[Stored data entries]

- - - - - - -

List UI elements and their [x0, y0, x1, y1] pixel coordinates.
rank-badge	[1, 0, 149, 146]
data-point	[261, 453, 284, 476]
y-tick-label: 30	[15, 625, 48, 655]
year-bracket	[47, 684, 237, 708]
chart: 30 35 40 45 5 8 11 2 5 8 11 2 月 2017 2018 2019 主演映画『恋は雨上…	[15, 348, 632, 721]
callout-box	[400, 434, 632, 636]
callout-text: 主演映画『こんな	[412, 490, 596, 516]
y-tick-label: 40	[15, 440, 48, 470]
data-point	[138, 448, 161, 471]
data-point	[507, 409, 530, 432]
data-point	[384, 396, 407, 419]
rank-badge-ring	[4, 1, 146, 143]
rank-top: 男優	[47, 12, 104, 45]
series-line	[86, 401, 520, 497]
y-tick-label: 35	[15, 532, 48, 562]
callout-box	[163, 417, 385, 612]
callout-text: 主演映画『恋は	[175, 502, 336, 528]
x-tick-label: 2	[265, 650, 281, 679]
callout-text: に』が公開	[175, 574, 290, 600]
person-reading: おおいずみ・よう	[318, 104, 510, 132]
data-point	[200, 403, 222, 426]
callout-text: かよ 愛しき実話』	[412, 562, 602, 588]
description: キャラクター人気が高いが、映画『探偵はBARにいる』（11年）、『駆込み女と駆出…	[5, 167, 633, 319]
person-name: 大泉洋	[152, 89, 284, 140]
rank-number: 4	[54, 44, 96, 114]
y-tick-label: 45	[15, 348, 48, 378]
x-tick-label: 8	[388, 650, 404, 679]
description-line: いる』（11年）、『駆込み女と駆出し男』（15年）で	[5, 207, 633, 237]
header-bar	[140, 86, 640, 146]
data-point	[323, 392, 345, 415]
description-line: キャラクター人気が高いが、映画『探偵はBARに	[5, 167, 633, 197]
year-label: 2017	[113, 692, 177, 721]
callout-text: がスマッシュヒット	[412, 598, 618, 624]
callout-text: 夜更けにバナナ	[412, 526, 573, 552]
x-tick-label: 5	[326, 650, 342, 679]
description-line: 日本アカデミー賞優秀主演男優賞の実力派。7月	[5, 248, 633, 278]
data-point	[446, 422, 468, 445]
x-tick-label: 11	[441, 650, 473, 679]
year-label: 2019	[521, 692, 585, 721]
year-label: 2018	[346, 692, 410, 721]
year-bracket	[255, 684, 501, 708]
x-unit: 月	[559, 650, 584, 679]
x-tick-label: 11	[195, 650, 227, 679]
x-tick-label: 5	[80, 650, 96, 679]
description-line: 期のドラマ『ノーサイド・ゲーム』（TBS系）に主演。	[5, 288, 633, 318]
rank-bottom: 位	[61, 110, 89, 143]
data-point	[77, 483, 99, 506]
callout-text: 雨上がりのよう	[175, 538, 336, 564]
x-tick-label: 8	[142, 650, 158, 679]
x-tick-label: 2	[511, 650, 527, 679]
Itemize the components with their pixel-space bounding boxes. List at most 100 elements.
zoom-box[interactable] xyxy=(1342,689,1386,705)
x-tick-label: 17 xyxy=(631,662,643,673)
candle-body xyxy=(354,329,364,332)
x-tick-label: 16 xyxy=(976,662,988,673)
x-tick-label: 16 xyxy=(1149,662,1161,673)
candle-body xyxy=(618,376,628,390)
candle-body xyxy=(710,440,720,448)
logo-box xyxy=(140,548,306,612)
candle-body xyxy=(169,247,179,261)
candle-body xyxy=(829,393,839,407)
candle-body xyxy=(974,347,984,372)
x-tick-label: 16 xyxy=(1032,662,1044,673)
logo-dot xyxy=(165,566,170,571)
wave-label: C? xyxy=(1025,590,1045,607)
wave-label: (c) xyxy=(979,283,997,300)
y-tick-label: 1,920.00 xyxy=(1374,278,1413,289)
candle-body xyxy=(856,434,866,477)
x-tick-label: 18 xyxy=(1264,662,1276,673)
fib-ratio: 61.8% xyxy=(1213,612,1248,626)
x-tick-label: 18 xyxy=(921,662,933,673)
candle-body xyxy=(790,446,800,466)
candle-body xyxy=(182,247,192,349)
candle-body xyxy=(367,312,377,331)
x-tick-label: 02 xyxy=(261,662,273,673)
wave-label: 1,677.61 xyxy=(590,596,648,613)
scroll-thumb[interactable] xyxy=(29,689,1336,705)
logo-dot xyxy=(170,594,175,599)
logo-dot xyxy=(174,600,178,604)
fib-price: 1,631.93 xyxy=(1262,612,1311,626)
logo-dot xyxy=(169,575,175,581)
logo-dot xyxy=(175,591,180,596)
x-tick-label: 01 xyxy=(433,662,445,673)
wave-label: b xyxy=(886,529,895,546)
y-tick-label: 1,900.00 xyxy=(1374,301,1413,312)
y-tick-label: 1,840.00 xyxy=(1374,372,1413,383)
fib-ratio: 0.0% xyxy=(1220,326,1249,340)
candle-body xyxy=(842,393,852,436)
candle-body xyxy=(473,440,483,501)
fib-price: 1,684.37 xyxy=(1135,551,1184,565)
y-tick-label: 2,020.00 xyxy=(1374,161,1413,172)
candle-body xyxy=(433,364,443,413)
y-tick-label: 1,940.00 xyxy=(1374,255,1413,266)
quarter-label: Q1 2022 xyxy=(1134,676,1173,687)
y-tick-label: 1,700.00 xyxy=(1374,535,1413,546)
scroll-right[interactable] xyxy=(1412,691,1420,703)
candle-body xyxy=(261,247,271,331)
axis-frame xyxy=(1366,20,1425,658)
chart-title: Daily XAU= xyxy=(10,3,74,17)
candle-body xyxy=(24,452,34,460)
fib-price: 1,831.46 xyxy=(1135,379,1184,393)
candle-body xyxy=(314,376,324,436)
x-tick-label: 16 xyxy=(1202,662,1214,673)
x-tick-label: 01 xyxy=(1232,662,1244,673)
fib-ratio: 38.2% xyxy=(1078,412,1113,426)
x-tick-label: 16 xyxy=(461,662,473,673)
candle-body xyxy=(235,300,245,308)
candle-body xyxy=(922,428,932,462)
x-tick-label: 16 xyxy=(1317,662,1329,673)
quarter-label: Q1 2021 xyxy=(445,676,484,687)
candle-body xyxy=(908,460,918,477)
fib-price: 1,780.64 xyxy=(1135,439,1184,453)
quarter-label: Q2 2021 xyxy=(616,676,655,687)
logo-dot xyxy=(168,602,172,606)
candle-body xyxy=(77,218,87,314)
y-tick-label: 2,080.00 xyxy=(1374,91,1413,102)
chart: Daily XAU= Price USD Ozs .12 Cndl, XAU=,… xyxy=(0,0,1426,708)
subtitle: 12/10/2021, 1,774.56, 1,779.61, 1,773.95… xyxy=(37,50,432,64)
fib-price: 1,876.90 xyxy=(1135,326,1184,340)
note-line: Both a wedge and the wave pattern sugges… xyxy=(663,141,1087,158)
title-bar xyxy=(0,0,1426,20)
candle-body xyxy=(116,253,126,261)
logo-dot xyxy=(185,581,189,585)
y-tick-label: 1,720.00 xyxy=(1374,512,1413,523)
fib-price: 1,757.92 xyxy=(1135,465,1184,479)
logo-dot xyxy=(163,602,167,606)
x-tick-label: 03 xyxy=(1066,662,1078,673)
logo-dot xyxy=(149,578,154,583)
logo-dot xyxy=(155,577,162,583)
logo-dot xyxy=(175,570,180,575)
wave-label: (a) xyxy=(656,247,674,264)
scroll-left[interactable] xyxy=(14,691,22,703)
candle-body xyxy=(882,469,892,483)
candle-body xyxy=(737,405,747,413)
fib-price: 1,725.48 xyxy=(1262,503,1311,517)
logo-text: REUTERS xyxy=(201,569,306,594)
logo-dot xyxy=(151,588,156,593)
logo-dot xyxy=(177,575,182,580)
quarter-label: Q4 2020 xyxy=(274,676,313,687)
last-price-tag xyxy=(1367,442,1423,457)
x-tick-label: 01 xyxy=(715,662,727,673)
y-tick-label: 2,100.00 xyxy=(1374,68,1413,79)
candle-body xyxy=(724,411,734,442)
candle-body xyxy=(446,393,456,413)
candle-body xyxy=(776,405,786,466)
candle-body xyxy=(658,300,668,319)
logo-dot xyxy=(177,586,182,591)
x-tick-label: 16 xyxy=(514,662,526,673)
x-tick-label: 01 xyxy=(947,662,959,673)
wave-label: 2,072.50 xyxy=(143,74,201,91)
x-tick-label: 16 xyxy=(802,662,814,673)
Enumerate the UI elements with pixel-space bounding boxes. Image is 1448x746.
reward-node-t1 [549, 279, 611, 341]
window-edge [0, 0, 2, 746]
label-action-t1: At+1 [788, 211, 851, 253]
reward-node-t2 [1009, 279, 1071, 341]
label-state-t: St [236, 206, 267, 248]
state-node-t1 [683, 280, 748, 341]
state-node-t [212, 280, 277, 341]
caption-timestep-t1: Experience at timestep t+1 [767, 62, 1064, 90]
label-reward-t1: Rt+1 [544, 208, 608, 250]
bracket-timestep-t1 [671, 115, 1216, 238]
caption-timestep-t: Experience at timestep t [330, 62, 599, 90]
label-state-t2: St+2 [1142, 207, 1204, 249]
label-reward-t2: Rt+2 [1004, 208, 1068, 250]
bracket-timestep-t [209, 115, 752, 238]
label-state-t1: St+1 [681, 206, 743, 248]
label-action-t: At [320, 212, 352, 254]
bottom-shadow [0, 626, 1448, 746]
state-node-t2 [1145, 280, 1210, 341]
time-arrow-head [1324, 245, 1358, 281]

- - - - - - -

## What is needed
Reproduce the lines from the first one up to and including the line with "483, 99, 506]", substituting "annotation-text" for each "callout-text" and changing nothing else.

## Result of this task
List UI elements and their [x0, y0, x1, y1] pixel coordinates.
rank-badge	[1, 0, 149, 146]
data-point	[261, 453, 284, 476]
y-tick-label: 30	[15, 625, 48, 655]
year-bracket	[47, 684, 237, 708]
chart: 30 35 40 45 5 8 11 2 5 8 11 2 月 2017 2018 2019 主演映画『恋は雨上…	[15, 348, 632, 721]
callout-box	[400, 434, 632, 636]
annotation-text: 主演映画『こんな	[412, 490, 596, 516]
y-tick-label: 40	[15, 440, 48, 470]
data-point	[138, 448, 161, 471]
data-point	[507, 409, 530, 432]
data-point	[384, 396, 407, 419]
rank-badge-ring	[4, 1, 146, 143]
rank-top: 男優	[47, 12, 104, 45]
series-line	[86, 401, 520, 497]
y-tick-label: 35	[15, 532, 48, 562]
callout-box	[163, 417, 385, 612]
annotation-text: 主演映画『恋は	[175, 502, 336, 528]
x-tick-label: 2	[265, 650, 281, 679]
annotation-text: に』が公開	[175, 574, 290, 600]
person-reading: おおいずみ・よう	[318, 104, 510, 132]
data-point	[200, 403, 222, 426]
annotation-text: かよ 愛しき実話』	[412, 562, 602, 588]
description: キャラクター人気が高いが、映画『探偵はBARにいる』（11年）、『駆込み女と駆出…	[5, 167, 633, 319]
person-name: 大泉洋	[152, 89, 284, 140]
rank-number: 4	[54, 44, 96, 114]
y-tick-label: 45	[15, 348, 48, 378]
x-tick-label: 8	[388, 650, 404, 679]
description-line: いる』（11年）、『駆込み女と駆出し男』（15年）で	[5, 207, 633, 237]
header-bar	[140, 86, 640, 146]
data-point	[323, 392, 345, 415]
description-line: キャラクター人気が高いが、映画『探偵はBARに	[5, 167, 633, 197]
year-label: 2017	[113, 692, 177, 721]
annotation-text: がスマッシュヒット	[412, 598, 618, 624]
annotation-text: 夜更けにバナナ	[412, 526, 573, 552]
x-tick-label: 5	[326, 650, 342, 679]
description-line: 日本アカデミー賞優秀主演男優賞の実力派。7月	[5, 248, 633, 278]
data-point	[446, 422, 468, 445]
x-tick-label: 11	[441, 650, 473, 679]
year-label: 2019	[521, 692, 585, 721]
year-label: 2018	[346, 692, 410, 721]
year-bracket	[255, 684, 501, 708]
x-unit: 月	[559, 650, 584, 679]
x-tick-label: 11	[195, 650, 227, 679]
x-tick-label: 5	[80, 650, 96, 679]
description-line: 期のドラマ『ノーサイド・ゲーム』（TBS系）に主演。	[5, 288, 633, 318]
rank-bottom: 位	[61, 110, 89, 143]
data-point	[77, 483, 99, 506]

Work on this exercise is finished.